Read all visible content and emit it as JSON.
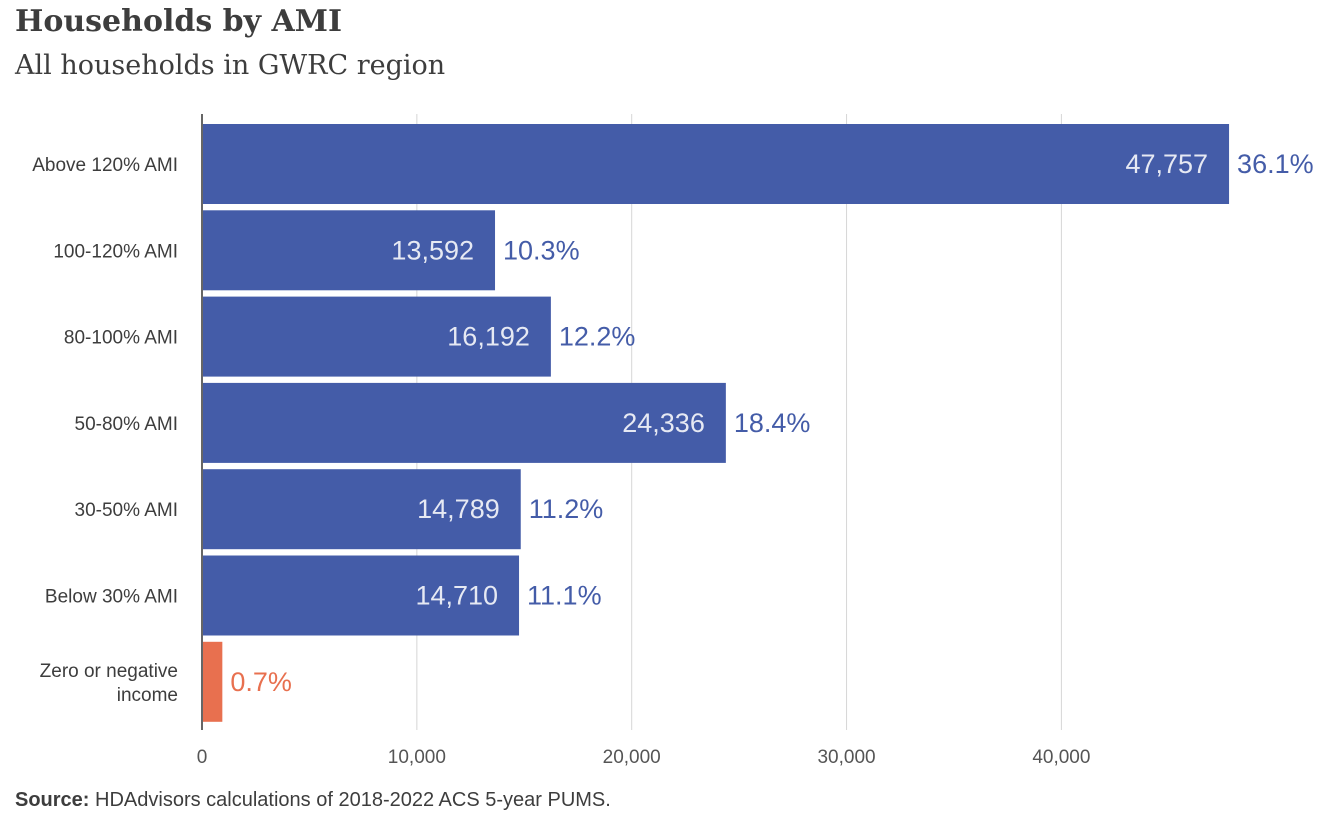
{
  "chart_data": {
    "type": "bar",
    "orientation": "horizontal",
    "title": "Households by AMI",
    "subtitle": "All households in GWRC region",
    "categories": [
      "Above 120% AMI",
      "100-120% AMI",
      "80-100% AMI",
      "50-80% AMI",
      "30-50% AMI",
      "Below 30% AMI",
      "Zero or negative income"
    ],
    "values": [
      47757,
      13592,
      16192,
      24336,
      14789,
      14710,
      900
    ],
    "value_labels": [
      "47,757",
      "13,592",
      "16,192",
      "24,336",
      "14,789",
      "14,710",
      ""
    ],
    "percent_labels": [
      "36.1%",
      "10.3%",
      "12.2%",
      "18.4%",
      "11.2%",
      "11.1%",
      "0.7%"
    ],
    "bar_colors": [
      "#445ca8",
      "#445ca8",
      "#445ca8",
      "#445ca8",
      "#445ca8",
      "#445ca8",
      "#e8704f"
    ],
    "xlim": [
      0,
      51500
    ],
    "x_ticks": [
      0,
      10000,
      20000,
      30000,
      40000
    ],
    "x_tick_labels": [
      "0",
      "10,000",
      "20,000",
      "30,000",
      "40,000"
    ],
    "grid": "vertical",
    "xlabel": "",
    "ylabel": ""
  },
  "source": {
    "label": "Source:",
    "text": " HDAdvisors  calculations of 2018-2022  ACS 5-year PUMS."
  }
}
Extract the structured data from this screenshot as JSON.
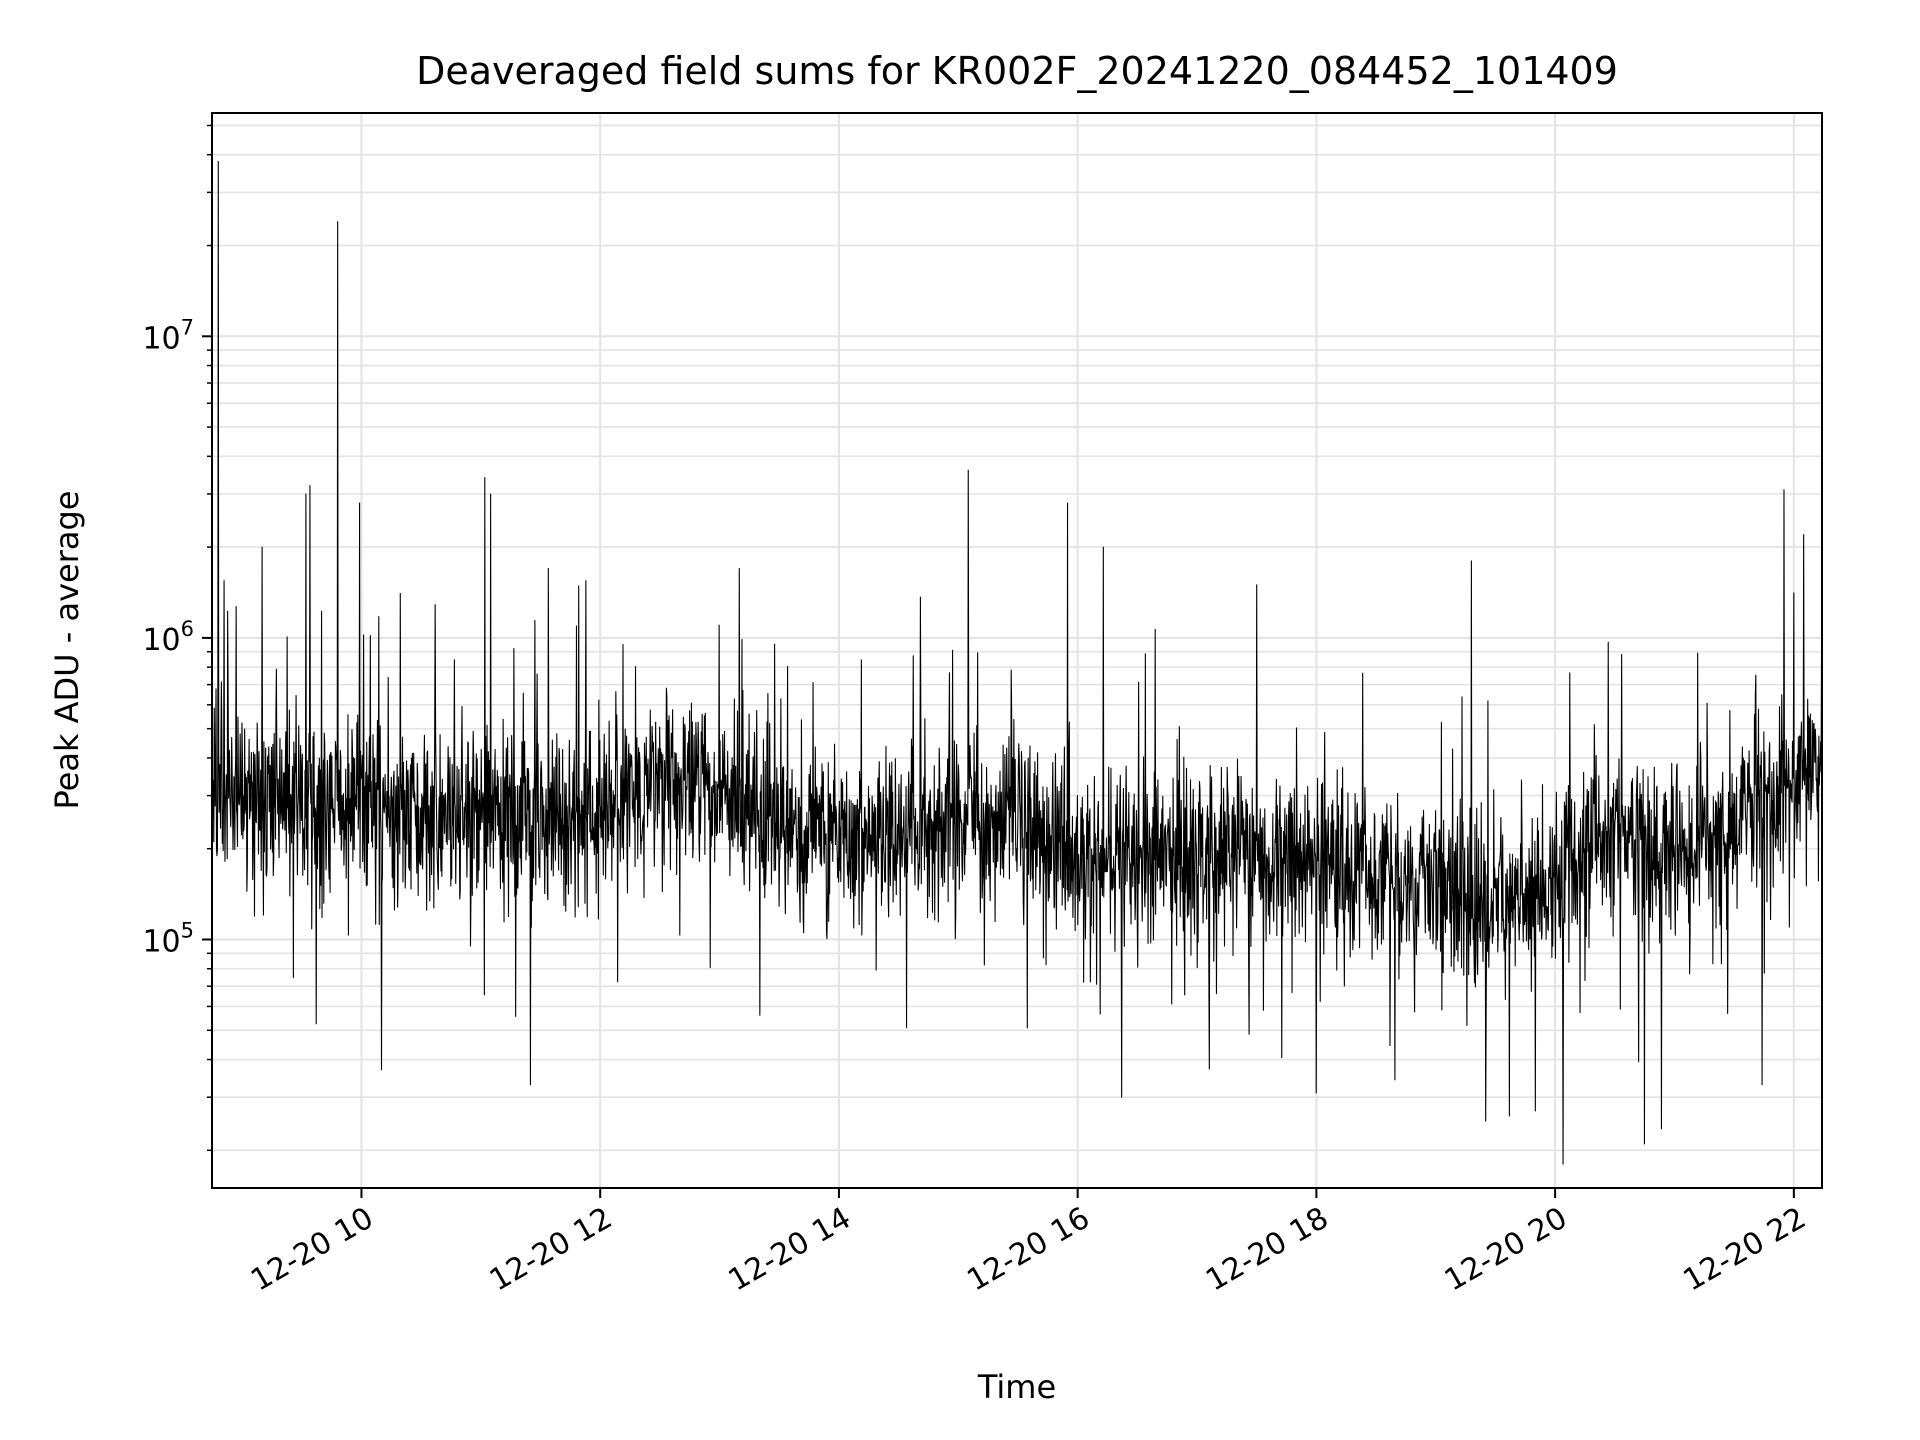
{
  "chart_data": {
    "type": "line",
    "title": "Deaveraged field sums for KR002F_20241220_084452_101409",
    "xlabel": "Time",
    "ylabel": "Peak ADU - average",
    "x_start": "2024-12-20T08:44:52",
    "x_end": "2024-12-20T22:14:09",
    "xlim": [
      "2024-12-20T08:44:52",
      "2024-12-20T22:14:09"
    ],
    "ylim": [
      15000,
      55000000
    ],
    "y_scale": "log",
    "grid": true,
    "x_ticks": [
      {
        "value": "2024-12-20T10:00",
        "label": "12-20 10"
      },
      {
        "value": "2024-12-20T12:00",
        "label": "12-20 12"
      },
      {
        "value": "2024-12-20T14:00",
        "label": "12-20 14"
      },
      {
        "value": "2024-12-20T16:00",
        "label": "12-20 16"
      },
      {
        "value": "2024-12-20T18:00",
        "label": "12-20 18"
      },
      {
        "value": "2024-12-20T20:00",
        "label": "12-20 20"
      },
      {
        "value": "2024-12-20T22:00",
        "label": "12-20 22"
      }
    ],
    "y_ticks": [
      {
        "value": 100000,
        "base": "10",
        "exp": "5"
      },
      {
        "value": 1000000,
        "base": "10",
        "exp": "6"
      },
      {
        "value": 10000000,
        "base": "10",
        "exp": "7"
      }
    ],
    "series": [
      {
        "color": "#000000",
        "trend": [
          [
            "2024-12-20T08:45",
            320000
          ],
          [
            "2024-12-20T09:00",
            300000
          ],
          [
            "2024-12-20T09:30",
            290000
          ],
          [
            "2024-12-20T10:00",
            270000
          ],
          [
            "2024-12-20T10:30",
            240000
          ],
          [
            "2024-12-20T11:00",
            250000
          ],
          [
            "2024-12-20T11:30",
            240000
          ],
          [
            "2024-12-20T12:00",
            270000
          ],
          [
            "2024-12-20T12:30",
            330000
          ],
          [
            "2024-12-20T13:00",
            300000
          ],
          [
            "2024-12-20T13:30",
            250000
          ],
          [
            "2024-12-20T14:00",
            220000
          ],
          [
            "2024-12-20T14:30",
            210000
          ],
          [
            "2024-12-20T15:00",
            250000
          ],
          [
            "2024-12-20T15:30",
            260000
          ],
          [
            "2024-12-20T16:00",
            190000
          ],
          [
            "2024-12-20T16:30",
            180000
          ],
          [
            "2024-12-20T17:00",
            190000
          ],
          [
            "2024-12-20T17:30",
            200000
          ],
          [
            "2024-12-20T18:00",
            170000
          ],
          [
            "2024-12-20T18:30",
            160000
          ],
          [
            "2024-12-20T19:00",
            150000
          ],
          [
            "2024-12-20T19:30",
            130000
          ],
          [
            "2024-12-20T20:00",
            150000
          ],
          [
            "2024-12-20T20:30",
            260000
          ],
          [
            "2024-12-20T21:00",
            190000
          ],
          [
            "2024-12-20T21:30",
            250000
          ],
          [
            "2024-12-20T22:00",
            320000
          ],
          [
            "2024-12-20T22:14",
            430000
          ]
        ],
        "spikes": [
          [
            "2024-12-20T08:48",
            38000000
          ],
          [
            "2024-12-20T09:10",
            2000000
          ],
          [
            "2024-12-20T09:32",
            3000000
          ],
          [
            "2024-12-20T09:34",
            3200000
          ],
          [
            "2024-12-20T09:48",
            24000000
          ],
          [
            "2024-12-20T09:59",
            2800000
          ],
          [
            "2024-12-20T11:02",
            3400000
          ],
          [
            "2024-12-20T11:05",
            3000000
          ],
          [
            "2024-12-20T11:34",
            1700000
          ],
          [
            "2024-12-20T13:10",
            1700000
          ],
          [
            "2024-12-20T15:05",
            3600000
          ],
          [
            "2024-12-20T15:55",
            2800000
          ],
          [
            "2024-12-20T16:13",
            2000000
          ],
          [
            "2024-12-20T17:30",
            1500000
          ],
          [
            "2024-12-20T19:18",
            1800000
          ],
          [
            "2024-12-20T21:55",
            3100000
          ],
          [
            "2024-12-20T22:05",
            2200000
          ]
        ],
        "dips": [
          [
            "2024-12-20T10:10",
            37000
          ],
          [
            "2024-12-20T11:25",
            33000
          ],
          [
            "2024-12-20T16:22",
            30000
          ],
          [
            "2024-12-20T18:00",
            31000
          ],
          [
            "2024-12-20T19:25",
            25000
          ],
          [
            "2024-12-20T19:37",
            26000
          ],
          [
            "2024-12-20T19:50",
            27000
          ],
          [
            "2024-12-20T20:04",
            18000
          ],
          [
            "2024-12-20T20:45",
            21000
          ],
          [
            "2024-12-20T21:44",
            33000
          ]
        ]
      }
    ]
  }
}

→ **JOB**:
Skip the pictures, then retype every line above exactly.

→ **FINISHED EXERCISE**:
Read all visible content and emit it as JSON.
{
  "chart_data": {
    "type": "bar",
    "orientation": "horizontal",
    "title": "Households by AMI",
    "subtitle": "All households in GWRC region",
    "categories": [
      "Above 120% AMI",
      "100-120% AMI",
      "80-100% AMI",
      "50-80% AMI",
      "30-50% AMI",
      "Below 30% AMI",
      "Zero or negative income"
    ],
    "values": [
      47757,
      13592,
      16192,
      24336,
      14789,
      14710,
      900
    ],
    "value_labels": [
      "47,757",
      "13,592",
      "16,192",
      "24,336",
      "14,789",
      "14,710",
      ""
    ],
    "percent_labels": [
      "36.1%",
      "10.3%",
      "12.2%",
      "18.4%",
      "11.2%",
      "11.1%",
      "0.7%"
    ],
    "bar_colors": [
      "#445ca8",
      "#445ca8",
      "#445ca8",
      "#445ca8",
      "#445ca8",
      "#445ca8",
      "#e8704f"
    ],
    "xlim": [
      0,
      51500
    ],
    "x_ticks": [
      0,
      10000,
      20000,
      30000,
      40000
    ],
    "x_tick_labels": [
      "0",
      "10,000",
      "20,000",
      "30,000",
      "40,000"
    ],
    "grid": "vertical",
    "xlabel": "",
    "ylabel": ""
  },
  "source": {
    "label": "Source:",
    "text": " HDAdvisors  calculations of 2018-2022  ACS 5-year PUMS."
  }
}
Extract the structured data from this screenshot as JSON.
{
  "chart_data": {
    "type": "line",
    "title": "Deaveraged field sums for KR002F_20241220_084452_101409",
    "xlabel": "Time",
    "ylabel": "Peak ADU - average",
    "x_start": "2024-12-20T08:44:52",
    "x_end": "2024-12-20T22:14:09",
    "xlim": [
      "2024-12-20T08:44:52",
      "2024-12-20T22:14:09"
    ],
    "ylim": [
      15000,
      55000000
    ],
    "y_scale": "log",
    "grid": true,
    "x_ticks": [
      {
        "value": "2024-12-20T10:00",
        "label": "12-20 10"
      },
      {
        "value": "2024-12-20T12:00",
        "label": "12-20 12"
      },
      {
        "value": "2024-12-20T14:00",
        "label": "12-20 14"
      },
      {
        "value": "2024-12-20T16:00",
        "label": "12-20 16"
      },
      {
        "value": "2024-12-20T18:00",
        "label": "12-20 18"
      },
      {
        "value": "2024-12-20T20:00",
        "label": "12-20 20"
      },
      {
        "value": "2024-12-20T22:00",
        "label": "12-20 22"
      }
    ],
    "y_ticks": [
      {
        "value": 100000,
        "base": "10",
        "exp": "5"
      },
      {
        "value": 1000000,
        "base": "10",
        "exp": "6"
      },
      {
        "value": 10000000,
        "base": "10",
        "exp": "7"
      }
    ],
    "series": [
      {
        "color": "#000000",
        "trend": [
          [
            "2024-12-20T08:45",
            320000
          ],
          [
            "2024-12-20T09:00",
            300000
          ],
          [
            "2024-12-20T09:30",
            290000
          ],
          [
            "2024-12-20T10:00",
            270000
          ],
          [
            "2024-12-20T10:30",
            240000
          ],
          [
            "2024-12-20T11:00",
            250000
          ],
          [
            "2024-12-20T11:30",
            240000
          ],
          [
            "2024-12-20T12:00",
            270000
          ],
          [
            "2024-12-20T12:30",
            330000
          ],
          [
            "2024-12-20T13:00",
            300000
          ],
          [
            "2024-12-20T13:30",
            250000
          ],
          [
            "2024-12-20T14:00",
            220000
          ],
          [
            "2024-12-20T14:30",
            210000
          ],
          [
            "2024-12-20T15:00",
            250000
          ],
          [
            "2024-12-20T15:30",
            260000
          ],
          [
            "2024-12-20T16:00",
            190000
          ],
          [
            "2024-12-20T16:30",
            180000
          ],
          [
            "2024-12-20T17:00",
            190000
          ],
          [
            "2024-12-20T17:30",
            200000
          ],
          [
            "2024-12-20T18:00",
            170000
          ],
          [
            "2024-12-20T18:30",
            160000
          ],
          [
            "2024-12-20T19:00",
            150000
          ],
          [
            "2024-12-20T19:30",
            130000
          ],
          [
            "2024-12-20T20:00",
            150000
          ],
          [
            "2024-12-20T20:30",
            260000
          ],
          [
            "2024-12-20T21:00",
            190000
          ],
          [
            "2024-12-20T21:30",
            250000
          ],
          [
            "2024-12-20T22:00",
            320000
          ],
          [
            "2024-12-20T22:14",
            430000
          ]
        ],
        "spikes": [
          [
            "2024-12-20T08:48",
            38000000
          ],
          [
            "2024-12-20T09:10",
            2000000
          ],
          [
            "2024-12-20T09:32",
            3000000
          ],
          [
            "2024-12-20T09:34",
            3200000
          ],
          [
            "2024-12-20T09:48",
            24000000
          ],
          [
            "2024-12-20T09:59",
            2800000
          ],
          [
            "2024-12-20T11:02",
            3400000
          ],
          [
            "2024-12-20T11:05",
            3000000
          ],
          [
            "2024-12-20T11:34",
            1700000
          ],
          [
            "2024-12-20T13:10",
            1700000
          ],
          [
            "2024-12-20T15:05",
            3600000
          ],
          [
            "2024-12-20T15:55",
            2800000
          ],
          [
            "2024-12-20T16:13",
            2000000
          ],
          [
            "2024-12-20T17:30",
            1500000
          ],
          [
            "2024-12-20T19:18",
            1800000
          ],
          [
            "2024-12-20T21:55",
            3100000
          ],
          [
            "2024-12-20T22:05",
            2200000
          ]
        ],
        "dips": [
          [
            "2024-12-20T10:10",
            37000
          ],
          [
            "2024-12-20T11:25",
            33000
          ],
          [
            "2024-12-20T16:22",
            30000
          ],
          [
            "2024-12-20T18:00",
            31000
          ],
          [
            "2024-12-20T19:25",
            25000
          ],
          [
            "2024-12-20T19:37",
            26000
          ],
          [
            "2024-12-20T19:50",
            27000
          ],
          [
            "2024-12-20T20:04",
            18000
          ],
          [
            "2024-12-20T20:45",
            21000
          ],
          [
            "2024-12-20T21:44",
            33000
          ]
        ]
      }
    ]
  }
}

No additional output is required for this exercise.